TASK: Write out the records below word for word, please.

(Stored records)
## START
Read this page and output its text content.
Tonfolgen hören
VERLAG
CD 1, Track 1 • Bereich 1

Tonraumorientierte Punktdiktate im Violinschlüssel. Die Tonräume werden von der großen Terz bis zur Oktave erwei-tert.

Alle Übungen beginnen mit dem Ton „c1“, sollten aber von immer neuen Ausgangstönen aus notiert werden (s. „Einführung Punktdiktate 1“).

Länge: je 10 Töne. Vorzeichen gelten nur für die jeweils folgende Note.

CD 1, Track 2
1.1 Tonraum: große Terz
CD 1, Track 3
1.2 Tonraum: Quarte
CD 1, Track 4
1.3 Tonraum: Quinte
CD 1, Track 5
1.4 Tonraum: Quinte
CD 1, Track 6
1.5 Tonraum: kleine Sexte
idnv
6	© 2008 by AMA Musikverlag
## END
REPLY TO THE EXERCISE:
Read this page and output its text content.
Tonfolgen hören
VERLAG
CD 1, Track 1 • Bereich 1

Tonraumorientierte Punktdiktate im Violinschlüssel. Die Tonräume werden von der großen Terz bis zur Oktave erwei-tert.

Alle Übungen beginnen mit dem Ton „c1“, sollten aber von immer neuen Ausgangstönen aus notiert werden (s. „Einführung Punktdiktate 1“).

Länge: je 10 Töne. Vorzeichen gelten nur für die jeweils folgende Note.

CD 1, Track 2
1.1 Tonraum: große Terz
CD 1, Track 3
1.2 Tonraum: Quarte
CD 1, Track 4
1.3 Tonraum: Quinte
CD 1, Track 5
1.4 Tonraum: Quinte
CD 1, Track 6
1.5 Tonraum: kleine Sexte
idnv
6	© 2008 by AMA Musikverlag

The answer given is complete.